**** Extracted material
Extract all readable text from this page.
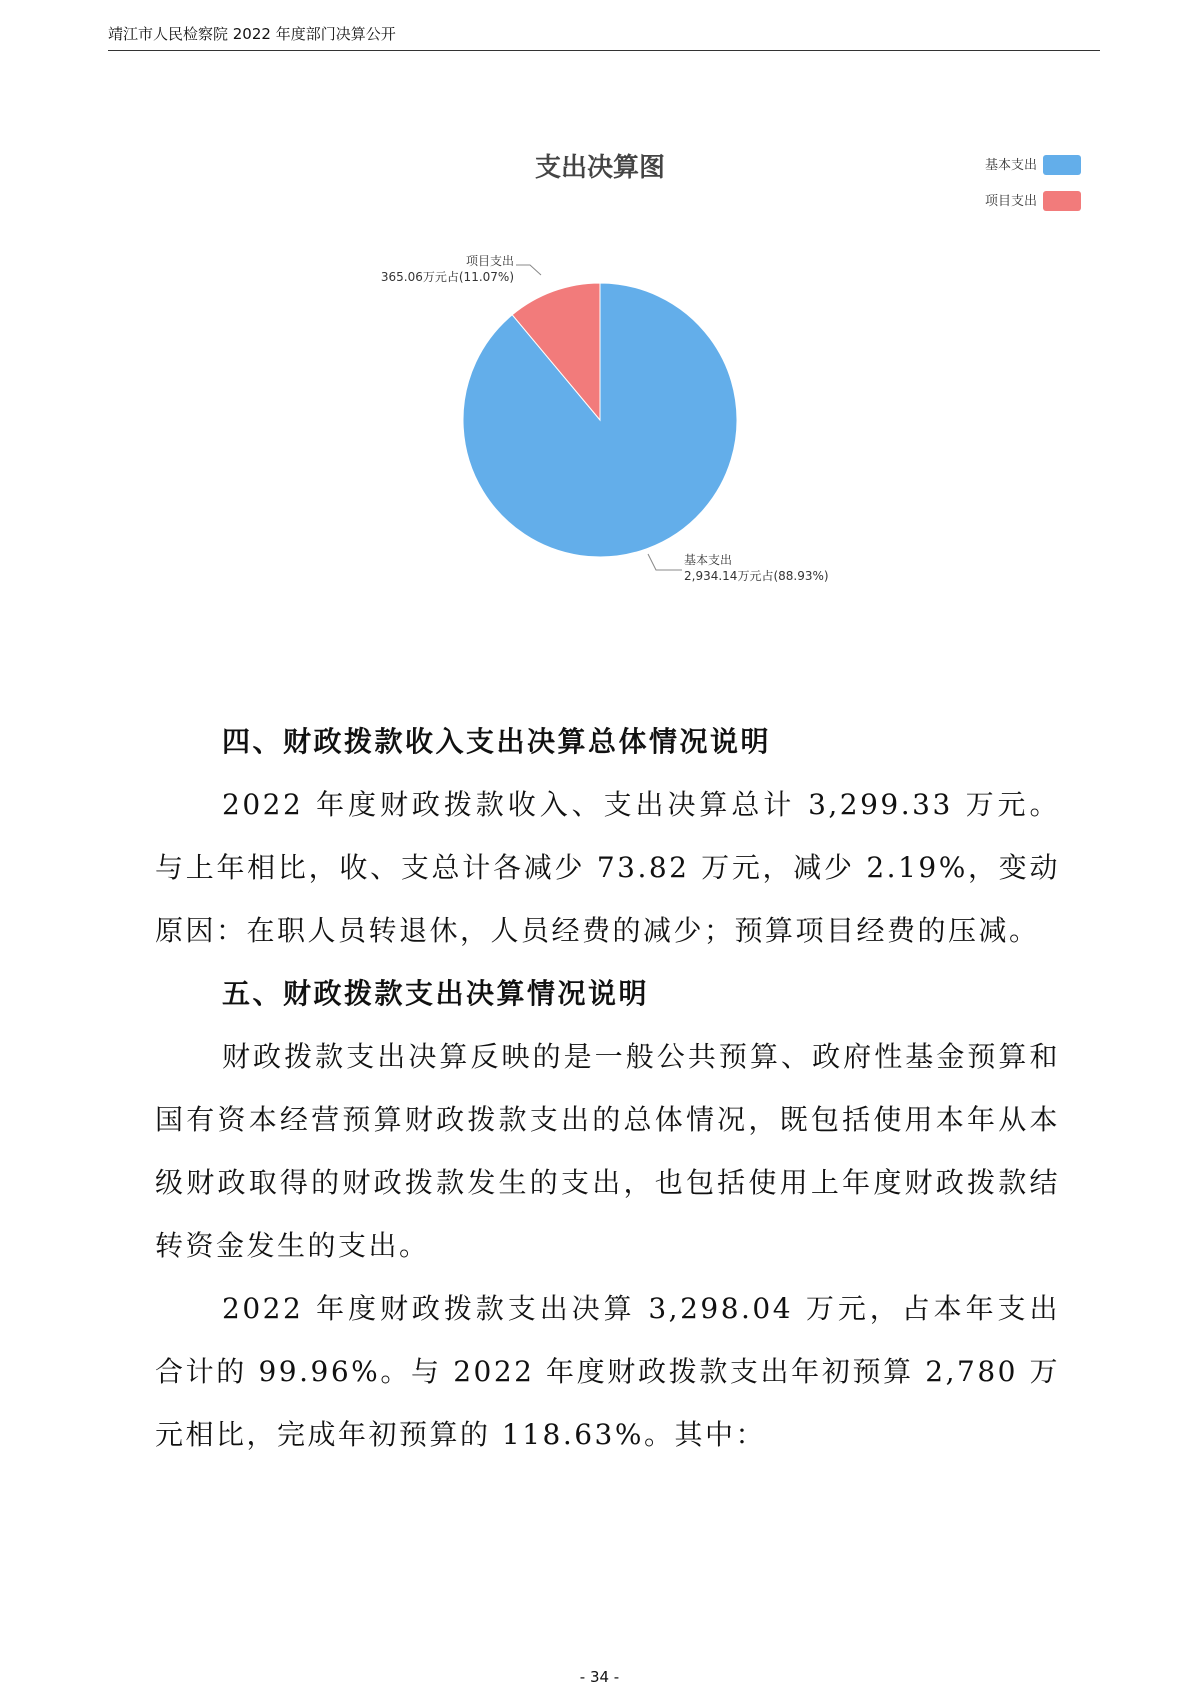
靖江市人民检察院 2022 年度部门决算公开
支出决算图	基本支出
项目支出
项目支出
365.06万元占(11.07%)
基本支出
2,934.14万元占(88.93%)
四、财政拨款收入支出决算总体情况说明

2022 年度财政拨款收入、支出决算总计 3,299.33 万元。与上年相比，收、支总计各减少 73.82 万元，减少 2.19%，变动原因：在职人员转退休，人员经费的减少；预算项目经费的压减。

五、财政拨款支出决算情况说明

财政拨款支出决算反映的是一般公共预算、政府性基金预算和国有资本经营预算财政拨款支出的总体情况，既包括使用本年从本级财政取得的财政拨款发生的支出，也包括使用上年度财政拨款结转资金发生的支出。

2022 年度财政拨款支出决算 3,298.04 万元，占本年支出合计的 99.96%。与 2022 年度财政拨款支出年初预算 2,780 万元相比，完成年初预算的 118.63%。其中：

- 34 -
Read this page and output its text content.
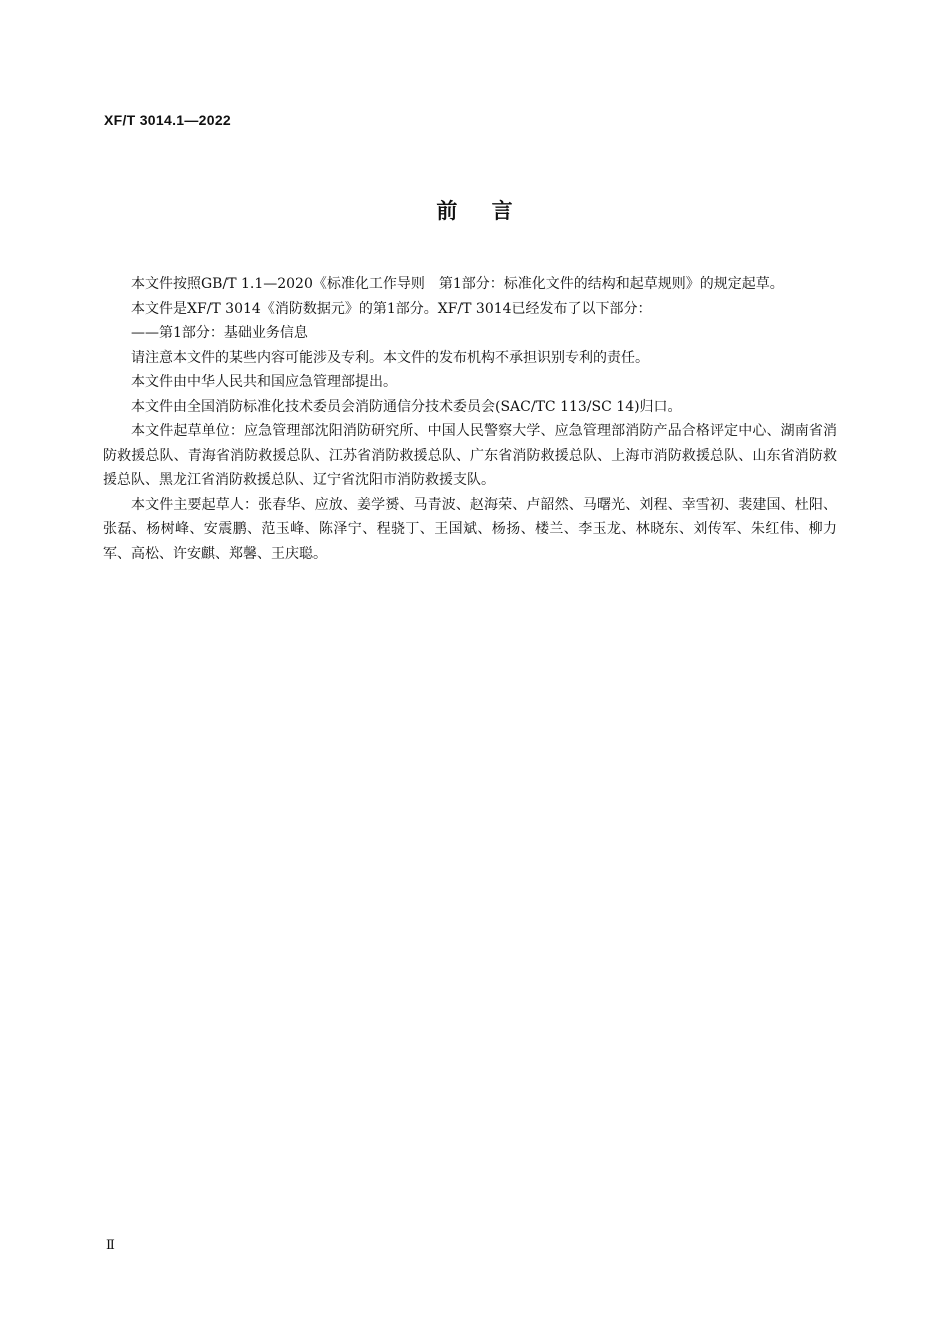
XF/T 3014.1—2022
前    言

本文件按照GB/T 1.1—2020《标准化工作导则　第1部分：标准化文件的结构和起草规则》的规定起草。

本文件是XF/T 3014《消防数据元》的第1部分。XF/T 3014已经发布了以下部分：

——第1部分：基础业务信息

请注意本文件的某些内容可能涉及专利。本文件的发布机构不承担识别专利的责任。

本文件由中华人民共和国应急管理部提出。

本文件由全国消防标准化技术委员会消防通信分技术委员会(SAC/TC 113/SC 14)归口。

本文件起草单位：应急管理部沈阳消防研究所、中国人民警察大学、应急管理部消防产品合格评定中心、湖南省消防救援总队、青海省消防救援总队、江苏省消防救援总队、广东省消防救援总队、上海市消防救援总队、山东省消防救援总队、黑龙江省消防救援总队、辽宁省沈阳市消防救援支队。

本文件主要起草人：张春华、应放、姜学赟、马青波、赵海荣、卢韶然、马曙光、刘程、幸雪初、裴建国、杜阳、张磊、杨树峰、安震鹏、范玉峰、陈泽宁、程骁丁、王国斌、杨扬、楼兰、李玉龙、林晓东、刘传军、朱红伟、柳力军、高松、许安麒、郑馨、王庆聪。

Ⅱ
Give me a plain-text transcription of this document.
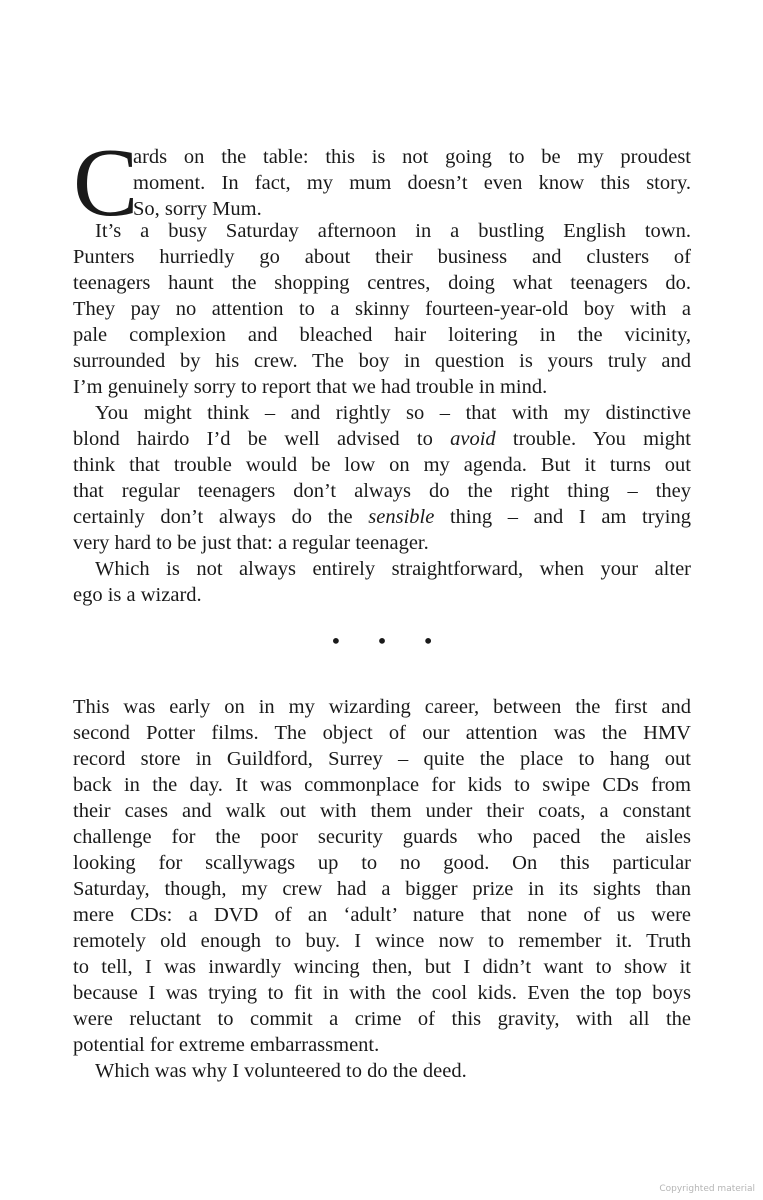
C
ards on the table: this is not going to be my proudest
moment. In fact, my mum doesn’t even know this story.
So, sorry Mum.
It’s a busy Saturday afternoon in a bustling English town.
Punters hurriedly go about their business and clusters of
teenagers haunt the shopping centres, doing what teenagers do.
They pay no attention to a skinny fourteen-year-old boy with a
pale complexion and bleached hair loitering in the vicinity,
surrounded by his crew. The boy in question is yours truly and
I’m genuinely sorry to report that we had trouble in mind.
You might think – and rightly so – that with my distinctive
blond hairdo I’d be well advised to avoid trouble. You might
think that trouble would be low on my agenda. But it turns out
that regular teenagers don’t always do the right thing – they
certainly don’t always do the sensible thing – and I am trying
very hard to be just that: a regular teenager.
Which is not always entirely straightforward, when your alter
ego is a wizard.
• • •
This was early on in my wizarding career, between the first and
second Potter films. The object of our attention was the HMV
record store in Guildford, Surrey – quite the place to hang out
back in the day. It was commonplace for kids to swipe CDs from
their cases and walk out with them under their coats, a constant
challenge for the poor security guards who paced the aisles
looking for scallywags up to no good. On this particular
Saturday, though, my crew had a bigger prize in its sights than
mere CDs: a DVD of an ‘adult’ nature that none of us were
remotely old enough to buy. I wince now to remember it. Truth
to tell, I was inwardly wincing then, but I didn’t want to show it
because I was trying to fit in with the cool kids. Even the top boys
were reluctant to commit a crime of this gravity, with all the
potential for extreme embarrassment.
Which was why I volunteered to do the deed.
Copyrighted material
********
- [Do this] Without the pictures, return the entries exactly as they appear.

- [Right answer]
Extract all readable text from this page.
靖江市人民检察院 2022 年度部门决算公开
支出决算图	基本支出
项目支出
项目支出
365.06万元占(11.07%)
基本支出
2,934.14万元占(88.93%)
四、财政拨款收入支出决算总体情况说明

2022 年度财政拨款收入、支出决算总计 3,299.33 万元。与上年相比，收、支总计各减少 73.82 万元，减少 2.19%，变动原因：在职人员转退休，人员经费的减少；预算项目经费的压减。

五、财政拨款支出决算情况说明

财政拨款支出决算反映的是一般公共预算、政府性基金预算和国有资本经营预算财政拨款支出的总体情况，既包括使用本年从本级财政取得的财政拨款发生的支出，也包括使用上年度财政拨款结转资金发生的支出。

2022 年度财政拨款支出决算 3,298.04 万元，占本年支出合计的 99.96%。与 2022 年度财政拨款支出年初预算 2,780 万元相比，完成年初预算的 118.63%。其中：

- 34 -
Read this page and output its text content.
XF/T 3014.1—2022
前    言

本文件按照GB/T 1.1—2020《标准化工作导则　第1部分：标准化文件的结构和起草规则》的规定起草。

本文件是XF/T 3014《消防数据元》的第1部分。XF/T 3014已经发布了以下部分：

——第1部分：基础业务信息

请注意本文件的某些内容可能涉及专利。本文件的发布机构不承担识别专利的责任。

本文件由中华人民共和国应急管理部提出。

本文件由全国消防标准化技术委员会消防通信分技术委员会(SAC/TC 113/SC 14)归口。

本文件起草单位：应急管理部沈阳消防研究所、中国人民警察大学、应急管理部消防产品合格评定中心、湖南省消防救援总队、青海省消防救援总队、江苏省消防救援总队、广东省消防救援总队、上海市消防救援总队、山东省消防救援总队、黑龙江省消防救援总队、辽宁省沈阳市消防救援支队。

本文件主要起草人：张春华、应放、姜学赟、马青波、赵海荣、卢韶然、马曙光、刘程、幸雪初、裴建国、杜阳、张磊、杨树峰、安震鹏、范玉峰、陈泽宁、程骁丁、王国斌、杨扬、楼兰、李玉龙、林晓东、刘传军、朱红伟、柳力军、高松、许安麒、郑馨、王庆聪。

Ⅱ
Give me a plain-text transcription of this document.
C
ards on the table: this is not going to be my proudest
moment. In fact, my mum doesn’t even know this story.
So, sorry Mum.
It’s a busy Saturday afternoon in a bustling English town.
Punters hurriedly go about their business and clusters of
teenagers haunt the shopping centres, doing what teenagers do.
They pay no attention to a skinny fourteen-year-old boy with a
pale complexion and bleached hair loitering in the vicinity,
surrounded by his crew. The boy in question is yours truly and
I’m genuinely sorry to report that we had trouble in mind.
You might think – and rightly so – that with my distinctive
blond hairdo I’d be well advised to avoid trouble. You might
think that trouble would be low on my agenda. But it turns out
that regular teenagers don’t always do the right thing – they
certainly don’t always do the sensible thing – and I am trying
very hard to be just that: a regular teenager.
Which is not always entirely straightforward, when your alter
ego is a wizard.
• • •
This was early on in my wizarding career, between the first and
second Potter films. The object of our attention was the HMV
record store in Guildford, Surrey – quite the place to hang out
back in the day. It was commonplace for kids to swipe CDs from
their cases and walk out with them under their coats, a constant
challenge for the poor security guards who paced the aisles
looking for scallywags up to no good. On this particular
Saturday, though, my crew had a bigger prize in its sights than
mere CDs: a DVD of an ‘adult’ nature that none of us were
remotely old enough to buy. I wince now to remember it. Truth
to tell, I was inwardly wincing then, but I didn’t want to show it
because I was trying to fit in with the cool kids. Even the top boys
were reluctant to commit a crime of this gravity, with all the
potential for extreme embarrassment.
Which was why I volunteered to do the deed.
Copyrighted material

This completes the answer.